(Rows from a figure dataset)
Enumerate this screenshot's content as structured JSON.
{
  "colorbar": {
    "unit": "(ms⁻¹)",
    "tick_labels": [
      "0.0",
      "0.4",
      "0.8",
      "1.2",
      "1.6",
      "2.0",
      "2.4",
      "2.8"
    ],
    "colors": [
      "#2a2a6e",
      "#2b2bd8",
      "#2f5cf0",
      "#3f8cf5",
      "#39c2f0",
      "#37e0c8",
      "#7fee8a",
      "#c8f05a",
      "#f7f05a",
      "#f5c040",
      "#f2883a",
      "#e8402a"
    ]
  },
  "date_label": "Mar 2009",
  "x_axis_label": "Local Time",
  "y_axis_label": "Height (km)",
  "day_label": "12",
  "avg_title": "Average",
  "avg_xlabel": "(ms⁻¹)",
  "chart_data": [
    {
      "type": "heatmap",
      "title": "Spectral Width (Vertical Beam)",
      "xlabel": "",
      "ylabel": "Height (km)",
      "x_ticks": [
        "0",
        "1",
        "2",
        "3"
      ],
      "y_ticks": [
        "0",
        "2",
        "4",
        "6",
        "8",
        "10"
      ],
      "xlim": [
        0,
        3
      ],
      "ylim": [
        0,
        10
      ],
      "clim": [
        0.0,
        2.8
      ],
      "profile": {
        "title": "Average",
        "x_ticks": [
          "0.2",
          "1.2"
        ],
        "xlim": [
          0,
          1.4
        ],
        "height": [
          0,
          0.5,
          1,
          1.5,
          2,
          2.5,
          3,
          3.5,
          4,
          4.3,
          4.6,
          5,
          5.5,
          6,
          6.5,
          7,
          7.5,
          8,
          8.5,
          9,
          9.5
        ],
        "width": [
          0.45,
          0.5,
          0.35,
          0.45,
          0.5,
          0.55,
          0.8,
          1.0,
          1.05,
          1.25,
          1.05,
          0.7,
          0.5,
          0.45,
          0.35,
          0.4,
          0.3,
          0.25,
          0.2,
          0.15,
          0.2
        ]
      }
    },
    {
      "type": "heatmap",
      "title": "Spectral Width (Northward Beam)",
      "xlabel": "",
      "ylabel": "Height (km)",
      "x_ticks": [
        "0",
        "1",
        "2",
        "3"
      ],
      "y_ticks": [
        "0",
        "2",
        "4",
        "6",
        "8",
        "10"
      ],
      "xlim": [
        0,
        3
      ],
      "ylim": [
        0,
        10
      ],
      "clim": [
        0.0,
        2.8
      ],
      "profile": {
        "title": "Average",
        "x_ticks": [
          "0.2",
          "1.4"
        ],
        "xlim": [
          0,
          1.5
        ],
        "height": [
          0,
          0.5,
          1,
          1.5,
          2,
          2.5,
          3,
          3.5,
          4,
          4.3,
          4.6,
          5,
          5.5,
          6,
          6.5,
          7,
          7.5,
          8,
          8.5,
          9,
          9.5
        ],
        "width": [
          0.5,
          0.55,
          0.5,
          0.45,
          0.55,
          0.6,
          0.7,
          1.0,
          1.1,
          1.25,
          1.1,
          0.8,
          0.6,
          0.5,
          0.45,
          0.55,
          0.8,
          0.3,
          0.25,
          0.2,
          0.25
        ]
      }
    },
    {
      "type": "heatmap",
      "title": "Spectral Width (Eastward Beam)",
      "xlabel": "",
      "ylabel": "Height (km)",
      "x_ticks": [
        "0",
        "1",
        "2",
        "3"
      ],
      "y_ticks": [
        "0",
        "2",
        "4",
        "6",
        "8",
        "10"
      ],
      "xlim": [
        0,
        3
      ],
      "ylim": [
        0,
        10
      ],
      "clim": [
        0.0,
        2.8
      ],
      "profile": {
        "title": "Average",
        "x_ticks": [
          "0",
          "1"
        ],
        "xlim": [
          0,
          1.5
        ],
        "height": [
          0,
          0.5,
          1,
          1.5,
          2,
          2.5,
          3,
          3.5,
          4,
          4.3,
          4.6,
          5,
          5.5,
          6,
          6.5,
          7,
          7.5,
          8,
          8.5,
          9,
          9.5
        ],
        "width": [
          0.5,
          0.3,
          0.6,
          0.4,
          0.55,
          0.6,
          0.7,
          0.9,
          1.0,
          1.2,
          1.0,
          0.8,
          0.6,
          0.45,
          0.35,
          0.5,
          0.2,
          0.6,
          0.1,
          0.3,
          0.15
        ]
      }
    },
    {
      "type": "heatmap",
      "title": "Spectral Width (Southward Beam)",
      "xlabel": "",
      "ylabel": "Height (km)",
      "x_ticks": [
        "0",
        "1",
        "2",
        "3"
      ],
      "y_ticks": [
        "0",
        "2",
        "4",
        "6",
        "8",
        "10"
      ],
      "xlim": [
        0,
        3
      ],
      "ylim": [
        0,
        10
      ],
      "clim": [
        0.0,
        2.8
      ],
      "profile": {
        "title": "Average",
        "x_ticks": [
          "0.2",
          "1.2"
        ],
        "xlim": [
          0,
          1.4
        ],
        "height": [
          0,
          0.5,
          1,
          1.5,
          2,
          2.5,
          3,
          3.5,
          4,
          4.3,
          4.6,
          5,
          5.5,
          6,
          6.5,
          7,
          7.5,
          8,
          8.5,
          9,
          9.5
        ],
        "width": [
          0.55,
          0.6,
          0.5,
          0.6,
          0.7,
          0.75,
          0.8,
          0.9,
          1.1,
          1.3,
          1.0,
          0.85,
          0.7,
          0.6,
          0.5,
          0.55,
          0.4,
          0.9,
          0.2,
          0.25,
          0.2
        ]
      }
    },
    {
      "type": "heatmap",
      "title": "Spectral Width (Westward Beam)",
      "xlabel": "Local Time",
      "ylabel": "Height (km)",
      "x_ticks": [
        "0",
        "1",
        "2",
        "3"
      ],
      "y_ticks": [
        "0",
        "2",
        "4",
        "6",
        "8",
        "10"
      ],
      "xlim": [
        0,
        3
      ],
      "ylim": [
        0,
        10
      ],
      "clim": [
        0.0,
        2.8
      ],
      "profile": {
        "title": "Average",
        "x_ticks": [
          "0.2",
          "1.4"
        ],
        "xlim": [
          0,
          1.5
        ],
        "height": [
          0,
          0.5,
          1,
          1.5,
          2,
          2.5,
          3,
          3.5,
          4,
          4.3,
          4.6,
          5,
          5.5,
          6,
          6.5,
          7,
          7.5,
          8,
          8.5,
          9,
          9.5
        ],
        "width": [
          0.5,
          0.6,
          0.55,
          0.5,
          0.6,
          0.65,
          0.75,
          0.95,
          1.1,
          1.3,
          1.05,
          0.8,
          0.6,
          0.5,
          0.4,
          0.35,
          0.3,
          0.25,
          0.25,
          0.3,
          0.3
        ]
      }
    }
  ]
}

» Task description:
Each record above should be returned exactly as it appears.

» Result of this task:
Enumerate this screenshot's content as structured JSON.
{
  "colorbar": {
    "unit": "(ms⁻¹)",
    "tick_labels": [
      "0.0",
      "0.4",
      "0.8",
      "1.2",
      "1.6",
      "2.0",
      "2.4",
      "2.8"
    ],
    "colors": [
      "#2a2a6e",
      "#2b2bd8",
      "#2f5cf0",
      "#3f8cf5",
      "#39c2f0",
      "#37e0c8",
      "#7fee8a",
      "#c8f05a",
      "#f7f05a",
      "#f5c040",
      "#f2883a",
      "#e8402a"
    ]
  },
  "date_label": "Mar 2009",
  "x_axis_label": "Local Time",
  "y_axis_label": "Height (km)",
  "day_label": "12",
  "avg_title": "Average",
  "avg_xlabel": "(ms⁻¹)",
  "chart_data": [
    {
      "type": "heatmap",
      "title": "Spectral Width (Vertical Beam)",
      "xlabel": "",
      "ylabel": "Height (km)",
      "x_ticks": [
        "0",
        "1",
        "2",
        "3"
      ],
      "y_ticks": [
        "0",
        "2",
        "4",
        "6",
        "8",
        "10"
      ],
      "xlim": [
        0,
        3
      ],
      "ylim": [
        0,
        10
      ],
      "clim": [
        0.0,
        2.8
      ],
      "profile": {
        "title": "Average",
        "x_ticks": [
          "0.2",
          "1.2"
        ],
        "xlim": [
          0,
          1.4
        ],
        "height": [
          0,
          0.5,
          1,
          1.5,
          2,
          2.5,
          3,
          3.5,
          4,
          4.3,
          4.6,
          5,
          5.5,
          6,
          6.5,
          7,
          7.5,
          8,
          8.5,
          9,
          9.5
        ],
        "width": [
          0.45,
          0.5,
          0.35,
          0.45,
          0.5,
          0.55,
          0.8,
          1.0,
          1.05,
          1.25,
          1.05,
          0.7,
          0.5,
          0.45,
          0.35,
          0.4,
          0.3,
          0.25,
          0.2,
          0.15,
          0.2
        ]
      }
    },
    {
      "type": "heatmap",
      "title": "Spectral Width (Northward Beam)",
      "xlabel": "",
      "ylabel": "Height (km)",
      "x_ticks": [
        "0",
        "1",
        "2",
        "3"
      ],
      "y_ticks": [
        "0",
        "2",
        "4",
        "6",
        "8",
        "10"
      ],
      "xlim": [
        0,
        3
      ],
      "ylim": [
        0,
        10
      ],
      "clim": [
        0.0,
        2.8
      ],
      "profile": {
        "title": "Average",
        "x_ticks": [
          "0.2",
          "1.4"
        ],
        "xlim": [
          0,
          1.5
        ],
        "height": [
          0,
          0.5,
          1,
          1.5,
          2,
          2.5,
          3,
          3.5,
          4,
          4.3,
          4.6,
          5,
          5.5,
          6,
          6.5,
          7,
          7.5,
          8,
          8.5,
          9,
          9.5
        ],
        "width": [
          0.5,
          0.55,
          0.5,
          0.45,
          0.55,
          0.6,
          0.7,
          1.0,
          1.1,
          1.25,
          1.1,
          0.8,
          0.6,
          0.5,
          0.45,
          0.55,
          0.8,
          0.3,
          0.25,
          0.2,
          0.25
        ]
      }
    },
    {
      "type": "heatmap",
      "title": "Spectral Width (Eastward Beam)",
      "xlabel": "",
      "ylabel": "Height (km)",
      "x_ticks": [
        "0",
        "1",
        "2",
        "3"
      ],
      "y_ticks": [
        "0",
        "2",
        "4",
        "6",
        "8",
        "10"
      ],
      "xlim": [
        0,
        3
      ],
      "ylim": [
        0,
        10
      ],
      "clim": [
        0.0,
        2.8
      ],
      "profile": {
        "title": "Average",
        "x_ticks": [
          "0",
          "1"
        ],
        "xlim": [
          0,
          1.5
        ],
        "height": [
          0,
          0.5,
          1,
          1.5,
          2,
          2.5,
          3,
          3.5,
          4,
          4.3,
          4.6,
          5,
          5.5,
          6,
          6.5,
          7,
          7.5,
          8,
          8.5,
          9,
          9.5
        ],
        "width": [
          0.5,
          0.3,
          0.6,
          0.4,
          0.55,
          0.6,
          0.7,
          0.9,
          1.0,
          1.2,
          1.0,
          0.8,
          0.6,
          0.45,
          0.35,
          0.5,
          0.2,
          0.6,
          0.1,
          0.3,
          0.15
        ]
      }
    },
    {
      "type": "heatmap",
      "title": "Spectral Width (Southward Beam)",
      "xlabel": "",
      "ylabel": "Height (km)",
      "x_ticks": [
        "0",
        "1",
        "2",
        "3"
      ],
      "y_ticks": [
        "0",
        "2",
        "4",
        "6",
        "8",
        "10"
      ],
      "xlim": [
        0,
        3
      ],
      "ylim": [
        0,
        10
      ],
      "clim": [
        0.0,
        2.8
      ],
      "profile": {
        "title": "Average",
        "x_ticks": [
          "0.2",
          "1.2"
        ],
        "xlim": [
          0,
          1.4
        ],
        "height": [
          0,
          0.5,
          1,
          1.5,
          2,
          2.5,
          3,
          3.5,
          4,
          4.3,
          4.6,
          5,
          5.5,
          6,
          6.5,
          7,
          7.5,
          8,
          8.5,
          9,
          9.5
        ],
        "width": [
          0.55,
          0.6,
          0.5,
          0.6,
          0.7,
          0.75,
          0.8,
          0.9,
          1.1,
          1.3,
          1.0,
          0.85,
          0.7,
          0.6,
          0.5,
          0.55,
          0.4,
          0.9,
          0.2,
          0.25,
          0.2
        ]
      }
    },
    {
      "type": "heatmap",
      "title": "Spectral Width (Westward Beam)",
      "xlabel": "Local Time",
      "ylabel": "Height (km)",
      "x_ticks": [
        "0",
        "1",
        "2",
        "3"
      ],
      "y_ticks": [
        "0",
        "2",
        "4",
        "6",
        "8",
        "10"
      ],
      "xlim": [
        0,
        3
      ],
      "ylim": [
        0,
        10
      ],
      "clim": [
        0.0,
        2.8
      ],
      "profile": {
        "title": "Average",
        "x_ticks": [
          "0.2",
          "1.4"
        ],
        "xlim": [
          0,
          1.5
        ],
        "height": [
          0,
          0.5,
          1,
          1.5,
          2,
          2.5,
          3,
          3.5,
          4,
          4.3,
          4.6,
          5,
          5.5,
          6,
          6.5,
          7,
          7.5,
          8,
          8.5,
          9,
          9.5
        ],
        "width": [
          0.5,
          0.6,
          0.55,
          0.5,
          0.6,
          0.65,
          0.75,
          0.95,
          1.1,
          1.3,
          1.05,
          0.8,
          0.6,
          0.5,
          0.4,
          0.35,
          0.3,
          0.25,
          0.25,
          0.3,
          0.3
        ]
      }
    }
  ]
}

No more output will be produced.